- Source material

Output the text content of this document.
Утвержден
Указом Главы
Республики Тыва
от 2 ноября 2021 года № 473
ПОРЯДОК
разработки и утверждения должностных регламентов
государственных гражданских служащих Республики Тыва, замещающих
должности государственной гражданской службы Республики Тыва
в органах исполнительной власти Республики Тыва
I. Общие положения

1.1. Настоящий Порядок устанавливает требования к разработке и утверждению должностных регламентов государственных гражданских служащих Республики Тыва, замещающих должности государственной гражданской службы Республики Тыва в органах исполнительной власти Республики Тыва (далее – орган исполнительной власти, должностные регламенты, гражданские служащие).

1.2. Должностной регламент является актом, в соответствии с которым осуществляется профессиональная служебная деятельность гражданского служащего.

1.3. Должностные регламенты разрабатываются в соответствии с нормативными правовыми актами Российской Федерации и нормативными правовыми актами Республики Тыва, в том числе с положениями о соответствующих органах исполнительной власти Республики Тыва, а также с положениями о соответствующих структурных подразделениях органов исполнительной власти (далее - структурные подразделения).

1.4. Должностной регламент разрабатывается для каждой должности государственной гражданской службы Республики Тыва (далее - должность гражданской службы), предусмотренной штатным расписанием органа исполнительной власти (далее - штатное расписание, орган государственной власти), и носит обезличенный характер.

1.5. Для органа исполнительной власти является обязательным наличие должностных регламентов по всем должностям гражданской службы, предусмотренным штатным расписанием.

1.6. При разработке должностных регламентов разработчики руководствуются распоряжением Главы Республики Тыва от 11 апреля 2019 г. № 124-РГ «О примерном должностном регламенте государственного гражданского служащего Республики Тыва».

- Given instruction
Write out every entry exactly as given.

- Problem solution
Output the text content of this document.
Утвержден
Указом Главы
Республики Тыва
от 2 ноября 2021 года № 473
ПОРЯДОК
разработки и утверждения должностных регламентов
государственных гражданских служащих Республики Тыва, замещающих
должности государственной гражданской службы Республики Тыва
в органах исполнительной власти Республики Тыва
I. Общие положения

1.1. Настоящий Порядок устанавливает требования к разработке и утверждению должностных регламентов государственных гражданских служащих Республики Тыва, замещающих должности государственной гражданской службы Республики Тыва в органах исполнительной власти Республики Тыва (далее – орган исполнительной власти, должностные регламенты, гражданские служащие).

1.2. Должностной регламент является актом, в соответствии с которым осуществляется профессиональная служебная деятельность гражданского служащего.

1.3. Должностные регламенты разрабатываются в соответствии с нормативными правовыми актами Российской Федерации и нормативными правовыми актами Республики Тыва, в том числе с положениями о соответствующих органах исполнительной власти Республики Тыва, а также с положениями о соответствующих структурных подразделениях органов исполнительной власти (далее - структурные подразделения).

1.4. Должностной регламент разрабатывается для каждой должности государственной гражданской службы Республики Тыва (далее - должность гражданской службы), предусмотренной штатным расписанием органа исполнительной власти (далее - штатное расписание, орган государственной власти), и носит обезличенный характер.

1.5. Для органа исполнительной власти является обязательным наличие должностных регламентов по всем должностям гражданской службы, предусмотренным штатным расписанием.

1.6. При разработке должностных регламентов разработчики руководствуются распоряжением Главы Республики Тыва от 11 апреля 2019 г. № 124-РГ «О примерном должностном регламенте государственного гражданского служащего Республики Тыва».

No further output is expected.